(Records that describe figures)
╭──

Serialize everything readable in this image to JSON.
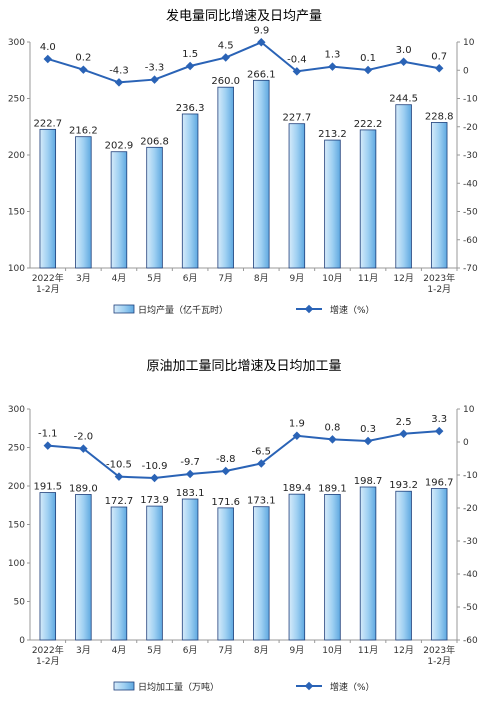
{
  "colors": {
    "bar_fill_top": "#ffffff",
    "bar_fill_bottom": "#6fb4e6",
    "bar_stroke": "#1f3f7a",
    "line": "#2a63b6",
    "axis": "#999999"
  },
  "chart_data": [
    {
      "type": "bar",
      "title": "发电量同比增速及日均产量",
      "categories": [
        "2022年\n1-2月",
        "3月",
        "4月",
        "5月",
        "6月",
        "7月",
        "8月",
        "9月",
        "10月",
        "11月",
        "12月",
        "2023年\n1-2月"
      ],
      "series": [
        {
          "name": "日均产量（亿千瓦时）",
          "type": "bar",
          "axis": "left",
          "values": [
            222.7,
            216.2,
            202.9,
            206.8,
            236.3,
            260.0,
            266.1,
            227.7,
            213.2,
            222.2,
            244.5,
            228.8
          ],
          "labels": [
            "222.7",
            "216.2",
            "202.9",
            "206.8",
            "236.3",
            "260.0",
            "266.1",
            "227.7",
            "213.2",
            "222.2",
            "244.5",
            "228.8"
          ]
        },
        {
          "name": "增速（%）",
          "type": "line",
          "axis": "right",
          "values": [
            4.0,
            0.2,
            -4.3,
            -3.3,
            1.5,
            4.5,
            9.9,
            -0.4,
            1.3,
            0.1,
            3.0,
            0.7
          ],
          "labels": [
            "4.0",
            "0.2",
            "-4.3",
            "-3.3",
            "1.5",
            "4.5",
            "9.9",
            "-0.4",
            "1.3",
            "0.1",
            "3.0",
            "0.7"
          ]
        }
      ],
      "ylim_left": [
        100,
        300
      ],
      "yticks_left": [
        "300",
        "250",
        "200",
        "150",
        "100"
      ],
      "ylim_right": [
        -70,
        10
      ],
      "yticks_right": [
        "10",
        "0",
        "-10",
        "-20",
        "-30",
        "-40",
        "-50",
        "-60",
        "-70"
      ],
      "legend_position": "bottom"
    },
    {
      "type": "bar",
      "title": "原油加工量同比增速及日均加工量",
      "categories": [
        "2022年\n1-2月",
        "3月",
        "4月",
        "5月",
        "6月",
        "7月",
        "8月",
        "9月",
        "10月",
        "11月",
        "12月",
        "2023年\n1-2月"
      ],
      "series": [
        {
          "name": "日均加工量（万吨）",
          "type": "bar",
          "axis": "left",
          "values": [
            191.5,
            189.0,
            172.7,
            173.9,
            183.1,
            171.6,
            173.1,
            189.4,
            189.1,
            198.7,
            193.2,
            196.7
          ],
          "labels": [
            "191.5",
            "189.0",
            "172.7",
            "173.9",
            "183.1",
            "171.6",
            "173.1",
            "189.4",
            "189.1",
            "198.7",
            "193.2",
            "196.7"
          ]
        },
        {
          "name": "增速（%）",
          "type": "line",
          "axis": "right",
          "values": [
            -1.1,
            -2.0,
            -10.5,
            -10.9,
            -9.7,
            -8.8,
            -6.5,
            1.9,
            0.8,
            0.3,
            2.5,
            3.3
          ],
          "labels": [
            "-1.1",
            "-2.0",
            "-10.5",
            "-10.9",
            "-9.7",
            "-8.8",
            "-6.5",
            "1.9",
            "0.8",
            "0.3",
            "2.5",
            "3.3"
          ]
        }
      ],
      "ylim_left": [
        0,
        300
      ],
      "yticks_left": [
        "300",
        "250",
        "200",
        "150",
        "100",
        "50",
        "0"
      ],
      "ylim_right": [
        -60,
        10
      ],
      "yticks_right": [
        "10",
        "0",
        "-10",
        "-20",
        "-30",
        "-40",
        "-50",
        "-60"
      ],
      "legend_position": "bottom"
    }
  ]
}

╰──
╭──

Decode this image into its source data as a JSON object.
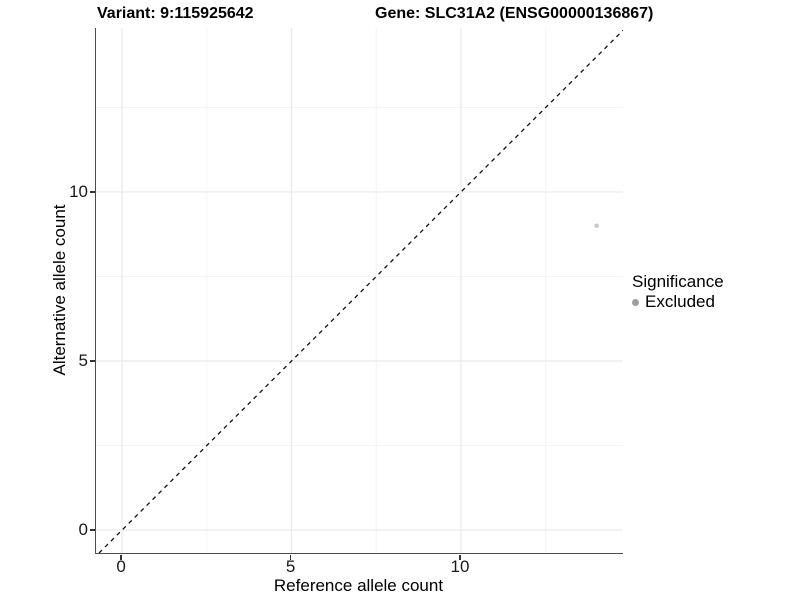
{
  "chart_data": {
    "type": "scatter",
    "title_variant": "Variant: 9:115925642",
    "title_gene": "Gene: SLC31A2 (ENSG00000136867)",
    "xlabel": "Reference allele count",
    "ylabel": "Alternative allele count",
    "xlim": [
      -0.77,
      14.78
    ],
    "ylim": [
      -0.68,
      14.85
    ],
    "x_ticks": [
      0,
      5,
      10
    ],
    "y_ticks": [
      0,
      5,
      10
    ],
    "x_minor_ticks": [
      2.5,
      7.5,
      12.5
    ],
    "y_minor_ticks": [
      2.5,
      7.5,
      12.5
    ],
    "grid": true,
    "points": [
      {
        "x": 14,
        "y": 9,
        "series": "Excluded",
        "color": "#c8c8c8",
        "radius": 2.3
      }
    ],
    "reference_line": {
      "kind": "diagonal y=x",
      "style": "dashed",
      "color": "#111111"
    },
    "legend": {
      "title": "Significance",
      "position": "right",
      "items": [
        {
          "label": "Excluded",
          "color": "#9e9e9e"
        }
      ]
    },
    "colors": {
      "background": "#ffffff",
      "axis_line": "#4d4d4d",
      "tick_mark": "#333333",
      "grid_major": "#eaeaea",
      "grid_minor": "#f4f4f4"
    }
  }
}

╰──

■ WRITTEN INSTRUCTION:
From the data above, copy each line where the string "image" appears.

■ FULL RESPONSE:
Serialize everything readable in this image to JSON.
Decode this image into its source data as a JSON object.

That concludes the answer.